TASK STATEMENT:
Return each line of the listing that contains the string "Shadow".

** Begin **

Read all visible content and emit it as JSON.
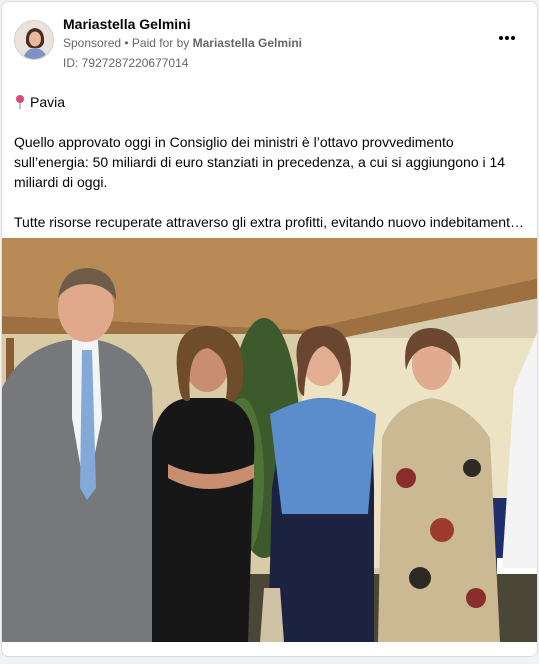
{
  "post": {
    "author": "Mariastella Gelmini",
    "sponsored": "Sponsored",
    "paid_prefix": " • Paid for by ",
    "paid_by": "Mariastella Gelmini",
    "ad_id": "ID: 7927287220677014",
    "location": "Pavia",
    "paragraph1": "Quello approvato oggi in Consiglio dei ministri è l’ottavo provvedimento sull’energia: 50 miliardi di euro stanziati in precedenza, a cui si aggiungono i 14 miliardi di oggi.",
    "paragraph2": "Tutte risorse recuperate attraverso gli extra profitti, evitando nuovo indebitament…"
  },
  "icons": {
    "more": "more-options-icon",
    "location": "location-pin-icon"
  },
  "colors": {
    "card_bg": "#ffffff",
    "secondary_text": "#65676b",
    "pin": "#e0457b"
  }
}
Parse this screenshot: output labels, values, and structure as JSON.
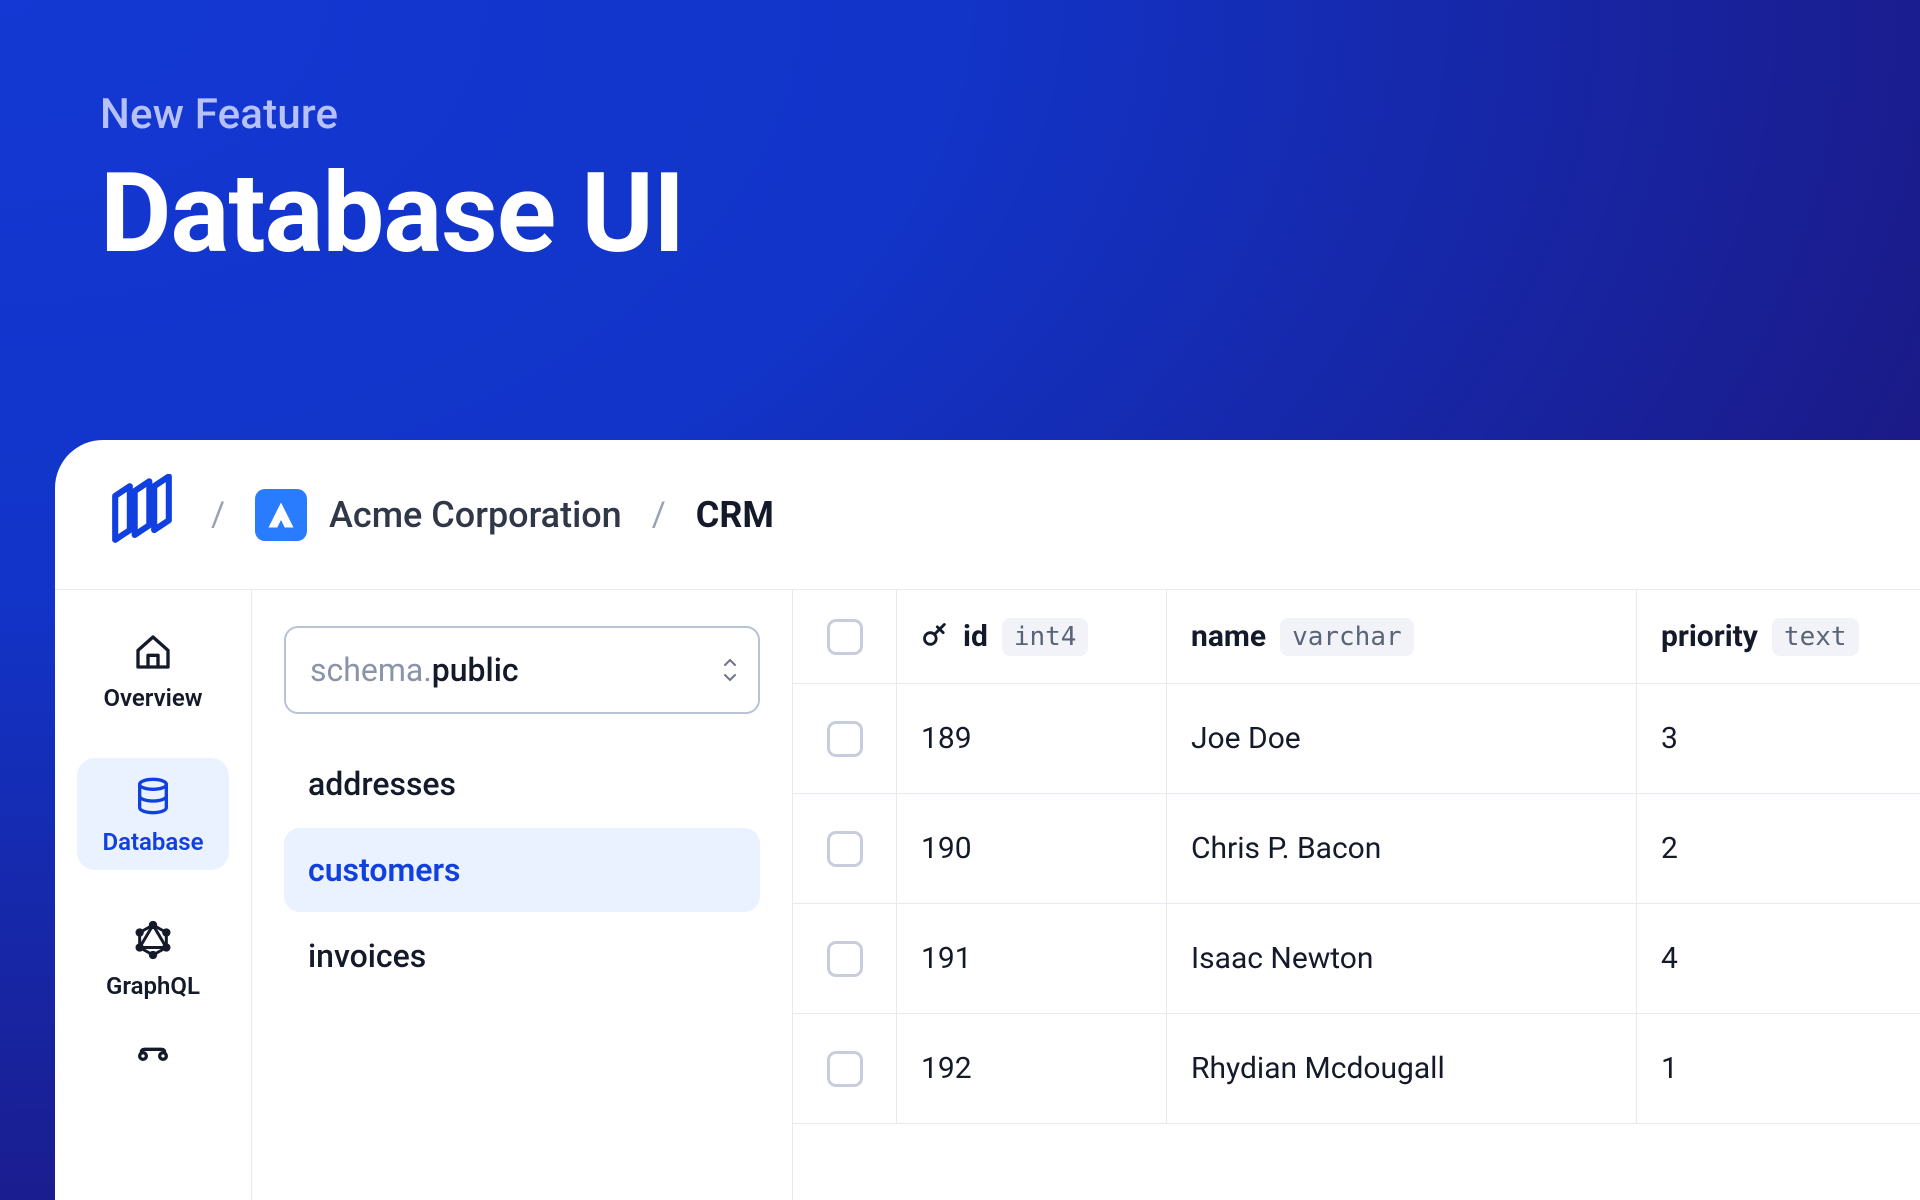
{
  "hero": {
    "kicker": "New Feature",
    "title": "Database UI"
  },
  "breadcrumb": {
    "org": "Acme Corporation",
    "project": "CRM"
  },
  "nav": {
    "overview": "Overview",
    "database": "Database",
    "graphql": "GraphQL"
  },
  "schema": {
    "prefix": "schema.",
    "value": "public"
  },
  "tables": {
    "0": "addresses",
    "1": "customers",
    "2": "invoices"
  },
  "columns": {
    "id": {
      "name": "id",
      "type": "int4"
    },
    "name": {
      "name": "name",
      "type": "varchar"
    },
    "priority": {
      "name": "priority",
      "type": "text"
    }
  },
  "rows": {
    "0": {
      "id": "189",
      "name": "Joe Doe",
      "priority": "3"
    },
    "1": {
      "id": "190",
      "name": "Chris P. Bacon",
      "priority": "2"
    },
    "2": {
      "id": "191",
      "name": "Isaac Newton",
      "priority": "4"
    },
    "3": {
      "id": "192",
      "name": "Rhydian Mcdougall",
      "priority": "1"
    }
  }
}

** End **
** Begin **

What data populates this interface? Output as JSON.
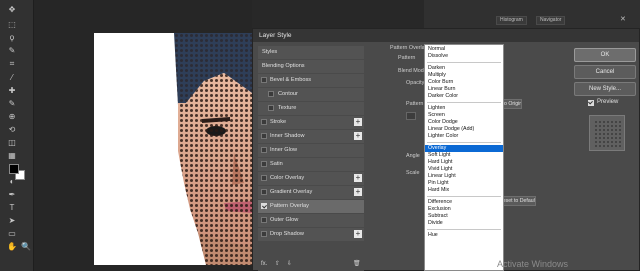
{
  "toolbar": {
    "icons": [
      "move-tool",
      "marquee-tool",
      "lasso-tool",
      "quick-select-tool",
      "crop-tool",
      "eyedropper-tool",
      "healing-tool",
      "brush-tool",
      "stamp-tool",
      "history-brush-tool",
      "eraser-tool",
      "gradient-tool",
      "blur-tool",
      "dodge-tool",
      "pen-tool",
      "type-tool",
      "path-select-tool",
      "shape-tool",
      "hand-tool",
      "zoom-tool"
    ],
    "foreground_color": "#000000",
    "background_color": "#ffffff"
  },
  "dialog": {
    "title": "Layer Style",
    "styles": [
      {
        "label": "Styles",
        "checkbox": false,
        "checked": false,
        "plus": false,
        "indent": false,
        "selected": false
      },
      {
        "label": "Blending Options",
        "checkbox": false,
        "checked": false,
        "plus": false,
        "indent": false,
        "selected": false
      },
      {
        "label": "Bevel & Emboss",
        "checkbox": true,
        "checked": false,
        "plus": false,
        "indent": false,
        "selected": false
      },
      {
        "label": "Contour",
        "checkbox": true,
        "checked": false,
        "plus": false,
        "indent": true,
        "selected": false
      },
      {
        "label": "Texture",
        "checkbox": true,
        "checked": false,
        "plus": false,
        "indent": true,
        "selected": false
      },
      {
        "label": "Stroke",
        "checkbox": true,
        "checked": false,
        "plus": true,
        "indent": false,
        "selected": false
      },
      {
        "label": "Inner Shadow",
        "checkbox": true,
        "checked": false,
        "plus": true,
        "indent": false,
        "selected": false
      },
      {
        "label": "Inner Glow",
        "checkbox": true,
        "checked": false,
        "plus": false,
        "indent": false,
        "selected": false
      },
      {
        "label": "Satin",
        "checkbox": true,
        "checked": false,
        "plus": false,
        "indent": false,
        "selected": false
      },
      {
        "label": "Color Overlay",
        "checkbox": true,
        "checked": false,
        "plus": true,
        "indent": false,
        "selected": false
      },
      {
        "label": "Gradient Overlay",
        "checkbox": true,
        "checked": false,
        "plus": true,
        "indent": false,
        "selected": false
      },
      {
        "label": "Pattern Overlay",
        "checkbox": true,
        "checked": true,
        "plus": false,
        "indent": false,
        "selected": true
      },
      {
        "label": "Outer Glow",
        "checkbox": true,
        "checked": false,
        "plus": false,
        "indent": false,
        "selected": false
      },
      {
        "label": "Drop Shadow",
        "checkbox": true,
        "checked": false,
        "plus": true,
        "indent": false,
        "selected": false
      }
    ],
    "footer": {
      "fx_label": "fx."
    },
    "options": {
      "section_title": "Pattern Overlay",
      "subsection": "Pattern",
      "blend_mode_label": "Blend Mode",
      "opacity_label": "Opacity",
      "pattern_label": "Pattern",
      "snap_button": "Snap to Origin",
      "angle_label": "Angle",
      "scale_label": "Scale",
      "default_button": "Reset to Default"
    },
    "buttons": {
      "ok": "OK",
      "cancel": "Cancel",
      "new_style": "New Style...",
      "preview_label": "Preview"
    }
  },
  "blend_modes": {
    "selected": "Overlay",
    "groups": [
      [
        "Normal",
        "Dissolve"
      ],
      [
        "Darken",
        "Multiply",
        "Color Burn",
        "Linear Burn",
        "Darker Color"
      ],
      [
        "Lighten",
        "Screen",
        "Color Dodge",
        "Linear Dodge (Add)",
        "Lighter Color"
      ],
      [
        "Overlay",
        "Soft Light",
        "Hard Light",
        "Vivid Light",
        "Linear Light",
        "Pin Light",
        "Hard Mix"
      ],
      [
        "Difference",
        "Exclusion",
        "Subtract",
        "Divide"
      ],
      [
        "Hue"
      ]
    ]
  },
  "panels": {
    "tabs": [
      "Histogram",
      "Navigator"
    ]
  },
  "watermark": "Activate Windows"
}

** End **

EXERCISE RESPONSE:
        "label": "Inner Shadow",
        "label": "Drop Shadow",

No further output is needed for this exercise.